THE EXERCISE:
Return all of the data exactly, with nothing left out but the pictures.

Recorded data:
»»
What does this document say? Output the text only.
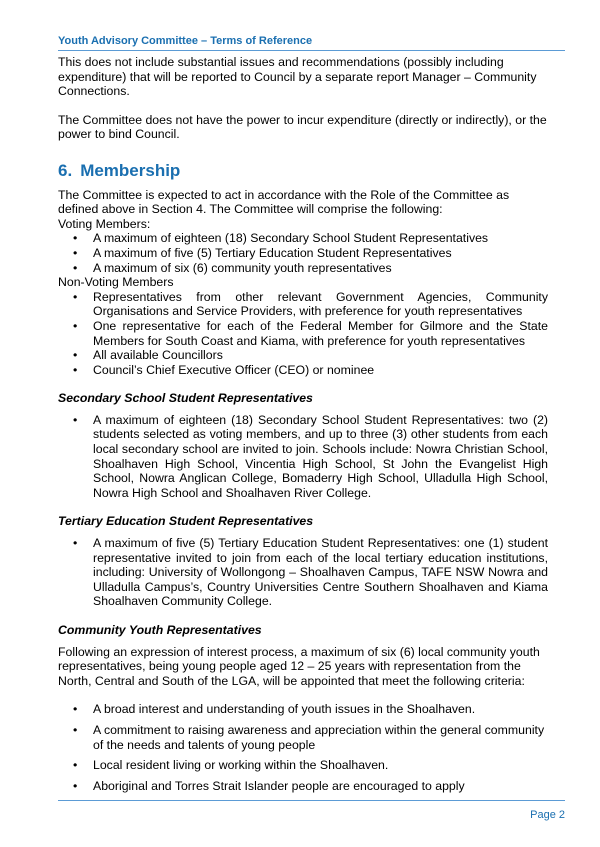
Youth Advisory Committee – Terms of Reference

This does not include substantial issues and recommendations (possibly including expenditure) that will be reported to Council by a separate report Manager – Community Connections.

The Committee does not have the power to incur expenditure (directly or indirectly), or the power to bind Council.

6. Membership

The Committee is expected to act in accordance with the Role of the Committee as defined above in Section 4. The Committee will comprise the following:

Voting Members:

• A maximum of eighteen (18) Secondary School Student Representatives
• A maximum of five (5) Tertiary Education Student Representatives
• A maximum of six (6) community youth representatives

Non-Voting Members

• Representatives from other relevant Government Agencies, Community Organisations and Service Providers, with preference for youth representatives
• One representative for each of the Federal Member for Gilmore and the State Members for South Coast and Kiama, with preference for youth representatives
• All available Councillors
• Council’s Chief Executive Officer (CEO) or nominee
Secondary School Student Representatives
• A maximum of eighteen (18) Secondary School Student Representatives: two (2) students selected as voting members, and up to three (3) other students from each local secondary school are invited to join. Schools include: Nowra Christian School, Shoalhaven High School, Vincentia High School, St John the Evangelist High School, Nowra Anglican College, Bomaderry High School, Ulladulla High School, Nowra High School and Shoalhaven River College.
Tertiary Education Student Representatives
• A maximum of five (5) Tertiary Education Student Representatives: one (1) student representative invited to join from each of the local tertiary education institutions, including: University of Wollongong – Shoalhaven Campus, TAFE NSW Nowra and Ulladulla Campus’s, Country Universities Centre Southern Shoalhaven and Kiama Shoalhaven Community College.
Community Youth Representatives

Following an expression of interest process, a maximum of six (6) local community youth representatives, being young people aged 12 – 25 years with representation from the North, Central and South of the LGA, will be appointed that meet the following criteria:

• A broad interest and understanding of youth issues in the Shoalhaven.
• A commitment to raising awareness and appreciation within the general community of the needs and talents of young people
• Local resident living or working within the Shoalhaven.
• Aboriginal and Torres Strait Islander people are encouraged to apply
Page 2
««
EXPECTED ANSWER:
What does this document say? Output the text only.
Youth Advisory Committee – Terms of Reference

This does not include substantial issues and recommendations (possibly including expenditure) that will be reported to Council by a separate report Manager – Community Connections.

The Committee does not have the power to incur expenditure (directly or indirectly), or the power to bind Council.

6. Membership

The Committee is expected to act in accordance with the Role of the Committee as defined above in Section 4. The Committee will comprise the following:

Voting Members:

• A maximum of eighteen (18) Secondary School Student Representatives
• A maximum of five (5) Tertiary Education Student Representatives
• A maximum of six (6) community youth representatives

Non-Voting Members

• Representatives from other relevant Government Agencies, Community Organisations and Service Providers, with preference for youth representatives
• One representative for each of the Federal Member for Gilmore and the State Members for South Coast and Kiama, with preference for youth representatives
• All available Councillors
• Council’s Chief Executive Officer (CEO) or nominee
Secondary School Student Representatives
• A maximum of eighteen (18) Secondary School Student Representatives: two (2) students selected as voting members, and up to three (3) other students from each local secondary school are invited to join. Schools include: Nowra Christian School, Shoalhaven High School, Vincentia High School, St John the Evangelist High School, Nowra Anglican College, Bomaderry High School, Ulladulla High School, Nowra High School and Shoalhaven River College.
Tertiary Education Student Representatives
• A maximum of five (5) Tertiary Education Student Representatives: one (1) student representative invited to join from each of the local tertiary education institutions, including: University of Wollongong – Shoalhaven Campus, TAFE NSW Nowra and Ulladulla Campus’s, Country Universities Centre Southern Shoalhaven and Kiama Shoalhaven Community College.
Community Youth Representatives

Following an expression of interest process, a maximum of six (6) local community youth representatives, being young people aged 12 – 25 years with representation from the North, Central and South of the LGA, will be appointed that meet the following criteria:

• A broad interest and understanding of youth issues in the Shoalhaven.
• A commitment to raising awareness and appreciation within the general community of the needs and talents of young people
• Local resident living or working within the Shoalhaven.
• Aboriginal and Torres Strait Islander people are encouraged to apply
Page 2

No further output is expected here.